## A block of data
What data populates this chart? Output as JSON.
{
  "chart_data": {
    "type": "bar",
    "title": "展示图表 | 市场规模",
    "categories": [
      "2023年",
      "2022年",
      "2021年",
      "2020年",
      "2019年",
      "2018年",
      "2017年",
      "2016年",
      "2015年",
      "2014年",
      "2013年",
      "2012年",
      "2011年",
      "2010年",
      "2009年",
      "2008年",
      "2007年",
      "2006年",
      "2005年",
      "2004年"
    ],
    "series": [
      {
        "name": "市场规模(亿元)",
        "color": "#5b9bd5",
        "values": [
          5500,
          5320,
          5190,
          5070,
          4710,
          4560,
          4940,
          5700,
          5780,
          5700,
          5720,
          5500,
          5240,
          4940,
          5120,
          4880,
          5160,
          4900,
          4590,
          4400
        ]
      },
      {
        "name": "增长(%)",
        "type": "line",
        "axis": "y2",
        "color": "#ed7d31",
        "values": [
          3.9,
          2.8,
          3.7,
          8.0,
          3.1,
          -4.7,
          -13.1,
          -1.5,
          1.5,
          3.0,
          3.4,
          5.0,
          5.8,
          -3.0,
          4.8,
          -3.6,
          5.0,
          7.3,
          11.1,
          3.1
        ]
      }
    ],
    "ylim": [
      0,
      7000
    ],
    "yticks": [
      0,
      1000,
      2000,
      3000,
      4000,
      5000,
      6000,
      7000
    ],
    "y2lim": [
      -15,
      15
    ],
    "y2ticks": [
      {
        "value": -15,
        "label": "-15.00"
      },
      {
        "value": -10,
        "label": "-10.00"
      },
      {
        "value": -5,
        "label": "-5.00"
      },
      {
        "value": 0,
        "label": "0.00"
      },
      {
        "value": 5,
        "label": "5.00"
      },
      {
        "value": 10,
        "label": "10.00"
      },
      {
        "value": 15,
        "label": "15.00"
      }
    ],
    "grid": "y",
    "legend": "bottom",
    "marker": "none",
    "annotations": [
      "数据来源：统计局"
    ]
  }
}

## Task requirements
Each line of the material should be duplicated exactly, please.

## The answer
What data populates this chart? Output as JSON.
{
  "chart_data": {
    "type": "bar",
    "title": "展示图表 | 市场规模",
    "categories": [
      "2023年",
      "2022年",
      "2021年",
      "2020年",
      "2019年",
      "2018年",
      "2017年",
      "2016年",
      "2015年",
      "2014年",
      "2013年",
      "2012年",
      "2011年",
      "2010年",
      "2009年",
      "2008年",
      "2007年",
      "2006年",
      "2005年",
      "2004年"
    ],
    "series": [
      {
        "name": "市场规模(亿元)",
        "color": "#5b9bd5",
        "values": [
          5500,
          5320,
          5190,
          5070,
          4710,
          4560,
          4940,
          5700,
          5780,
          5700,
          5720,
          5500,
          5240,
          4940,
          5120,
          4880,
          5160,
          4900,
          4590,
          4400
        ]
      },
      {
        "name": "增长(%)",
        "type": "line",
        "axis": "y2",
        "color": "#ed7d31",
        "values": [
          3.9,
          2.8,
          3.7,
          8.0,
          3.1,
          -4.7,
          -13.1,
          -1.5,
          1.5,
          3.0,
          3.4,
          5.0,
          5.8,
          -3.0,
          4.8,
          -3.6,
          5.0,
          7.3,
          11.1,
          3.1
        ]
      }
    ],
    "ylim": [
      0,
      7000
    ],
    "yticks": [
      0,
      1000,
      2000,
      3000,
      4000,
      5000,
      6000,
      7000
    ],
    "y2lim": [
      -15,
      15
    ],
    "y2ticks": [
      {
        "value": -15,
        "label": "-15.00"
      },
      {
        "value": -10,
        "label": "-10.00"
      },
      {
        "value": -5,
        "label": "-5.00"
      },
      {
        "value": 0,
        "label": "0.00"
      },
      {
        "value": 5,
        "label": "5.00"
      },
      {
        "value": 10,
        "label": "10.00"
      },
      {
        "value": 15,
        "label": "15.00"
      }
    ],
    "grid": "y",
    "legend": "bottom",
    "marker": "none",
    "annotations": [
      "数据来源：统计局"
    ]
  }
}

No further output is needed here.